VOCI ELENCATE ▸

┄┄┄┄┄┄

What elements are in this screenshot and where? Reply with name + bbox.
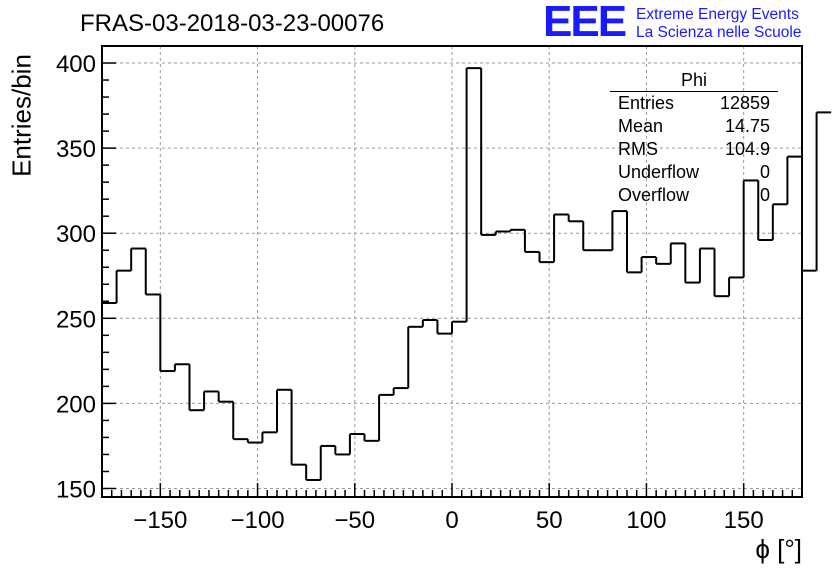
histogram-bin (115, 269, 132, 303)
x-tick-label: 150 (724, 507, 764, 534)
stats-title: Phi (610, 70, 778, 92)
histogram-bin (246, 439, 263, 444)
histogram-bin (188, 364, 205, 412)
y-tick-label: 300 (56, 221, 96, 248)
histogram-bin (669, 242, 686, 264)
histogram-bin (728, 276, 744, 297)
histogram-bin (538, 251, 555, 264)
histogram-bin (786, 155, 802, 205)
histogram-bin (159, 294, 175, 373)
histogram-bin (698, 247, 715, 283)
histogram-bin (801, 156, 817, 272)
histogram-bin (290, 389, 307, 466)
x-tick-label: −150 (133, 507, 187, 534)
histogram-bin (348, 433, 365, 455)
histogram-bin (203, 390, 219, 411)
histogram-bin (567, 214, 584, 223)
y-tick-label: 200 (56, 391, 96, 418)
stats-value: 14.75 (724, 116, 770, 136)
logo-caption: Extreme Energy Events La Scienza nelle S… (636, 6, 801, 42)
x-tick-label: −100 (231, 507, 285, 534)
histogram-bin (713, 248, 730, 298)
histogram-bin (130, 247, 146, 271)
histogram-bin (407, 325, 423, 389)
histogram-bin (276, 388, 292, 433)
histogram-bin (378, 393, 394, 441)
x-tick-label: 100 (626, 507, 666, 534)
histogram-bin (640, 256, 657, 273)
y-tick-label: 400 (56, 51, 96, 78)
stats-value: 0 (759, 162, 770, 182)
histogram-bin (363, 434, 380, 442)
stats-label: Mean (618, 116, 664, 136)
x-tick-labels: −150 −100 −50 0 50 100 150 (133, 507, 763, 534)
x-axis-label: ϕ [°] (755, 534, 802, 564)
histogram-bin (553, 213, 569, 263)
grid-lines (102, 46, 802, 497)
y-axis-label: Entries/bin (6, 54, 37, 177)
histogram-bin (451, 320, 467, 334)
stats-label: Overflow (618, 185, 690, 205)
y-tick-label: 250 (56, 306, 96, 333)
x-tick-label: 0 (445, 507, 458, 534)
histogram-bin (494, 230, 511, 235)
histogram-bin (392, 387, 409, 395)
histogram-bin (144, 248, 161, 296)
histogram-bin (815, 111, 832, 271)
histogram-bin (319, 444, 336, 480)
stats-row-mean: Mean 14.75 (608, 115, 778, 138)
histogram-bin (480, 68, 496, 236)
histogram-bin (757, 180, 773, 242)
histogram-bin (509, 228, 525, 232)
histogram-bin (626, 211, 642, 274)
x-tick-label: −50 (334, 507, 375, 534)
histogram-bin (421, 319, 438, 327)
histogram-bin (217, 391, 234, 403)
stats-label: Underflow (618, 162, 700, 182)
y-tick-labels: 150 200 250 300 350 400 (56, 51, 96, 503)
histogram-bin (742, 179, 759, 278)
x-tick-label: 50 (536, 507, 563, 534)
histogram-bin (334, 445, 350, 456)
histogram-bin (523, 229, 540, 253)
plot-title: FRAS-03-2018-03-23-00076 (80, 10, 385, 37)
stats-row-underflow: Underflow 0 (608, 161, 778, 184)
histogram-bin (611, 210, 627, 251)
histogram-bin (305, 464, 321, 481)
logo-line-2: La Scienza nelle Scuole (636, 24, 802, 41)
stats-value: 12859 (719, 93, 770, 113)
y-tick-label: 350 (56, 136, 96, 163)
stats-label: Entries (618, 93, 675, 113)
histogram-bin (771, 203, 788, 241)
histogram-bin (436, 320, 452, 335)
stats-label: RMS (618, 139, 658, 159)
histogram-bin (684, 243, 700, 284)
stats-row-rms: RMS 104.9 (608, 138, 778, 161)
histogram-bin (655, 257, 671, 265)
histogram-bin (465, 67, 482, 322)
histogram-bin (173, 363, 190, 372)
histogram-bin (582, 221, 598, 252)
stats-value: 0 (759, 185, 770, 205)
stats-value: 104.9 (724, 139, 770, 159)
stats-row-overflow: Overflow 0 (608, 184, 778, 207)
histogram-bin (232, 401, 248, 441)
stats-row-entries: Entries 12859 (608, 92, 778, 115)
axis-ticks (102, 62, 794, 497)
histogram-bin (261, 431, 277, 443)
logo-line-1: Extreme Energy Events (636, 6, 799, 23)
histogram-bars (102, 67, 832, 481)
eee-logo: EEE (543, 0, 627, 46)
stats-box: Phi Entries 12859 Mean 14.75 RMS 104.9 U… (608, 70, 778, 207)
y-tick-label: 150 (56, 476, 96, 503)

┄┄┄┄┄┄

DETTAGLI DEL COMPITO ▸
Per favore, riscrivi l'elenco qui sopra sostituendo "stats-label" con "etichetta-statistica" e lasciando invariato tutto il resto. Ometti le immagini.

RISPOSTA ▸
What elements are in this screenshot and where? Reply with name + bbox.
histogram-bin (115, 269, 132, 303)
x-tick-label: 150 (724, 507, 764, 534)
stats-title: Phi (610, 70, 778, 92)
histogram-bin (246, 439, 263, 444)
histogram-bin (188, 364, 205, 412)
y-tick-label: 300 (56, 221, 96, 248)
histogram-bin (669, 242, 686, 264)
histogram-bin (728, 276, 744, 297)
histogram-bin (538, 251, 555, 264)
histogram-bin (786, 155, 802, 205)
histogram-bin (159, 294, 175, 373)
histogram-bin (698, 247, 715, 283)
histogram-bin (801, 156, 817, 272)
histogram-bin (290, 389, 307, 466)
x-tick-label: −150 (133, 507, 187, 534)
histogram-bin (348, 433, 365, 455)
histogram-bin (203, 390, 219, 411)
histogram-bin (567, 214, 584, 223)
y-tick-label: 200 (56, 391, 96, 418)
stats-value: 14.75 (724, 116, 770, 136)
logo-caption: Extreme Energy Events La Scienza nelle S… (636, 6, 801, 42)
x-tick-label: −100 (231, 507, 285, 534)
histogram-bin (713, 248, 730, 298)
histogram-bin (130, 247, 146, 271)
histogram-bin (407, 325, 423, 389)
histogram-bin (276, 388, 292, 433)
histogram-bin (378, 393, 394, 441)
x-tick-label: 100 (626, 507, 666, 534)
histogram-bin (640, 256, 657, 273)
y-tick-label: 400 (56, 51, 96, 78)
stats-value: 0 (759, 162, 770, 182)
histogram-bin (363, 434, 380, 442)
etichetta-statistica: Mean (618, 116, 664, 136)
x-tick-labels: −150 −100 −50 0 50 100 150 (133, 507, 763, 534)
x-axis-label: ϕ [°] (755, 534, 802, 564)
histogram-bin (553, 213, 569, 263)
grid-lines (102, 46, 802, 497)
y-axis-label: Entries/bin (6, 54, 37, 177)
histogram-bin (451, 320, 467, 334)
etichetta-statistica: Overflow (618, 185, 690, 205)
y-tick-label: 250 (56, 306, 96, 333)
x-tick-label: 0 (445, 507, 458, 534)
histogram-bin (494, 230, 511, 235)
histogram-bin (392, 387, 409, 395)
histogram-bin (144, 248, 161, 296)
histogram-bin (815, 111, 832, 271)
histogram-bin (319, 444, 336, 480)
stats-row-mean: Mean 14.75 (608, 115, 778, 138)
histogram-bin (480, 68, 496, 236)
histogram-bin (757, 180, 773, 242)
histogram-bin (509, 228, 525, 232)
histogram-bin (626, 211, 642, 274)
x-tick-label: −50 (334, 507, 375, 534)
histogram-bin (421, 319, 438, 327)
histogram-bin (217, 391, 234, 403)
etichetta-statistica: Underflow (618, 162, 700, 182)
y-tick-labels: 150 200 250 300 350 400 (56, 51, 96, 503)
histogram-bin (742, 179, 759, 278)
x-tick-label: 50 (536, 507, 563, 534)
histogram-bin (334, 445, 350, 456)
histogram-bin (523, 229, 540, 253)
plot-title: FRAS-03-2018-03-23-00076 (80, 10, 385, 37)
stats-row-underflow: Underflow 0 (608, 161, 778, 184)
histogram-bin (611, 210, 627, 251)
histogram-bin (305, 464, 321, 481)
logo-line-2: La Scienza nelle Scuole (636, 24, 802, 41)
stats-value: 12859 (719, 93, 770, 113)
y-tick-label: 350 (56, 136, 96, 163)
etichetta-statistica: Entries (618, 93, 675, 113)
histogram-bin (771, 203, 788, 241)
histogram-bin (436, 320, 452, 335)
etichetta-statistica: RMS (618, 139, 658, 159)
histogram-bin (684, 243, 700, 284)
stats-row-rms: RMS 104.9 (608, 138, 778, 161)
histogram-bin (655, 257, 671, 265)
histogram-bin (465, 67, 482, 322)
histogram-bin (173, 363, 190, 372)
histogram-bin (582, 221, 598, 252)
stats-value: 0 (759, 185, 770, 205)
stats-value: 104.9 (724, 139, 770, 159)
stats-row-overflow: Overflow 0 (608, 184, 778, 207)
histogram-bin (232, 401, 248, 441)
stats-row-entries: Entries 12859 (608, 92, 778, 115)
axis-ticks (102, 62, 794, 497)
histogram-bin (261, 431, 277, 443)
logo-line-1: Extreme Energy Events (636, 6, 799, 23)
histogram-bars (102, 67, 832, 481)
eee-logo: EEE (543, 0, 627, 46)
stats-box: Phi Entries 12859 Mean 14.75 RMS 104.9 U… (608, 70, 778, 207)
y-tick-label: 150 (56, 476, 96, 503)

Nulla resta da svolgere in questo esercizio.